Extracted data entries
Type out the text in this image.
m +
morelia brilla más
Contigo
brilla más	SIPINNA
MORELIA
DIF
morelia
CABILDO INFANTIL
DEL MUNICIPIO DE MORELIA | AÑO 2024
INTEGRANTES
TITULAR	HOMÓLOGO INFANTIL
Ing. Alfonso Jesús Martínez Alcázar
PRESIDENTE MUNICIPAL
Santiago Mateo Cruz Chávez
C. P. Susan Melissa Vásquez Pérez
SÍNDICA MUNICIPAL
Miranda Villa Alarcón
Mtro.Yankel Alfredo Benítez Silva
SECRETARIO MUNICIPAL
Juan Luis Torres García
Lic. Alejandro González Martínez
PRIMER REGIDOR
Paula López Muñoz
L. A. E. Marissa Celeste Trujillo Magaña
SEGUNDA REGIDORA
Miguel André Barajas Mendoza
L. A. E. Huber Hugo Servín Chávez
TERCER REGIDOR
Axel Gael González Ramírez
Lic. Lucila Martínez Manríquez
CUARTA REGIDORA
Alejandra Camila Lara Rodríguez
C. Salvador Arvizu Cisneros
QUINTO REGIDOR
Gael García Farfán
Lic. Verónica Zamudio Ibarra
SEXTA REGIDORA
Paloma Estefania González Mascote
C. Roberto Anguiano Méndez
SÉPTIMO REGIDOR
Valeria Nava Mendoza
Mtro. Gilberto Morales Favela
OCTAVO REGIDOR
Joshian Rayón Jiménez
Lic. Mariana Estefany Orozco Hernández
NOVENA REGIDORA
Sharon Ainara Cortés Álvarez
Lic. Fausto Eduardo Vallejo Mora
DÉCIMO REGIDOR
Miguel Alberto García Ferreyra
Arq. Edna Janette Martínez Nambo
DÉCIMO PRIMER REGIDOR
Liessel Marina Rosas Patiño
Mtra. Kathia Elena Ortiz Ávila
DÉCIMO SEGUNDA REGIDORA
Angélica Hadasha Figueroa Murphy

Aim – Repeat the data precisely, reproducing every entry.

Output of the exercise –
Type out the text in this image.
m +
morelia brilla más
Contigo
brilla más	SIPINNA
MORELIA
DIF
morelia
CABILDO INFANTIL
DEL MUNICIPIO DE MORELIA | AÑO 2024
INTEGRANTES
TITULAR	HOMÓLOGO INFANTIL
Ing. Alfonso Jesús Martínez Alcázar
PRESIDENTE MUNICIPAL
Santiago Mateo Cruz Chávez
C. P. Susan Melissa Vásquez Pérez
SÍNDICA MUNICIPAL
Miranda Villa Alarcón
Mtro.Yankel Alfredo Benítez Silva
SECRETARIO MUNICIPAL
Juan Luis Torres García
Lic. Alejandro González Martínez
PRIMER REGIDOR
Paula López Muñoz
L. A. E. Marissa Celeste Trujillo Magaña
SEGUNDA REGIDORA
Miguel André Barajas Mendoza
L. A. E. Huber Hugo Servín Chávez
TERCER REGIDOR
Axel Gael González Ramírez
Lic. Lucila Martínez Manríquez
CUARTA REGIDORA
Alejandra Camila Lara Rodríguez
C. Salvador Arvizu Cisneros
QUINTO REGIDOR
Gael García Farfán
Lic. Verónica Zamudio Ibarra
SEXTA REGIDORA
Paloma Estefania González Mascote
C. Roberto Anguiano Méndez
SÉPTIMO REGIDOR
Valeria Nava Mendoza
Mtro. Gilberto Morales Favela
OCTAVO REGIDOR
Joshian Rayón Jiménez
Lic. Mariana Estefany Orozco Hernández
NOVENA REGIDORA
Sharon Ainara Cortés Álvarez
Lic. Fausto Eduardo Vallejo Mora
DÉCIMO REGIDOR
Miguel Alberto García Ferreyra
Arq. Edna Janette Martínez Nambo
DÉCIMO PRIMER REGIDOR
Liessel Marina Rosas Patiño
Mtra. Kathia Elena Ortiz Ávila
DÉCIMO SEGUNDA REGIDORA
Angélica Hadasha Figueroa Murphy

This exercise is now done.